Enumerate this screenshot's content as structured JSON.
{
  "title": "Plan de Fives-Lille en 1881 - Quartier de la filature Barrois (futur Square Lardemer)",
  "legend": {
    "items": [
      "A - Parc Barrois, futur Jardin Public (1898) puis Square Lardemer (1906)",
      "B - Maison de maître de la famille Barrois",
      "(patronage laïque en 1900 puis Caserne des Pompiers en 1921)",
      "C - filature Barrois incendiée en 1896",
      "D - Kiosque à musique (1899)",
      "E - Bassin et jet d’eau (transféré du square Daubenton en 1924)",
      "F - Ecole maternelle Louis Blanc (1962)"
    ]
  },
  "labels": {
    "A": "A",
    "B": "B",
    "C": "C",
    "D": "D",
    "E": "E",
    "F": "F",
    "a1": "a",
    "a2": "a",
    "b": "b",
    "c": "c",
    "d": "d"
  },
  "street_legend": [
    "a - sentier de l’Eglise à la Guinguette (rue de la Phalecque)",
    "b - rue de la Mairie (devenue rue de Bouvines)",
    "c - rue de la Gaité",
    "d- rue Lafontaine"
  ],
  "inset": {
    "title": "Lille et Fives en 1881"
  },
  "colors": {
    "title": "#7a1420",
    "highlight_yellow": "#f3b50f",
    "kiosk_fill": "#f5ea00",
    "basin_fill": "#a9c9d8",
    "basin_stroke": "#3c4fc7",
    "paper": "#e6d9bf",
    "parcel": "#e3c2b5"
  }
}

_ _ _ _ _

-- WRITTEN INSTRUCTION --
Print all of the entries exactly as they appear.

-- SOLUTION FOR THIS EXERCISE --
Enumerate this screenshot's content as structured JSON.
{
  "title": "Plan de Fives-Lille en 1881 - Quartier de la filature Barrois (futur Square Lardemer)",
  "legend": {
    "items": [
      "A - Parc Barrois, futur Jardin Public (1898) puis Square Lardemer (1906)",
      "B - Maison de maître de la famille Barrois",
      "(patronage laïque en 1900 puis Caserne des Pompiers en 1921)",
      "C - filature Barrois incendiée en 1896",
      "D - Kiosque à musique (1899)",
      "E - Bassin et jet d’eau (transféré du square Daubenton en 1924)",
      "F - Ecole maternelle Louis Blanc (1962)"
    ]
  },
  "labels": {
    "A": "A",
    "B": "B",
    "C": "C",
    "D": "D",
    "E": "E",
    "F": "F",
    "a1": "a",
    "a2": "a",
    "b": "b",
    "c": "c",
    "d": "d"
  },
  "street_legend": [
    "a - sentier de l’Eglise à la Guinguette (rue de la Phalecque)",
    "b - rue de la Mairie (devenue rue de Bouvines)",
    "c - rue de la Gaité",
    "d- rue Lafontaine"
  ],
  "inset": {
    "title": "Lille et Fives en 1881"
  },
  "colors": {
    "title": "#7a1420",
    "highlight_yellow": "#f3b50f",
    "kiosk_fill": "#f5ea00",
    "basin_fill": "#a9c9d8",
    "basin_stroke": "#3c4fc7",
    "paper": "#e6d9bf",
    "parcel": "#e3c2b5"
  }
}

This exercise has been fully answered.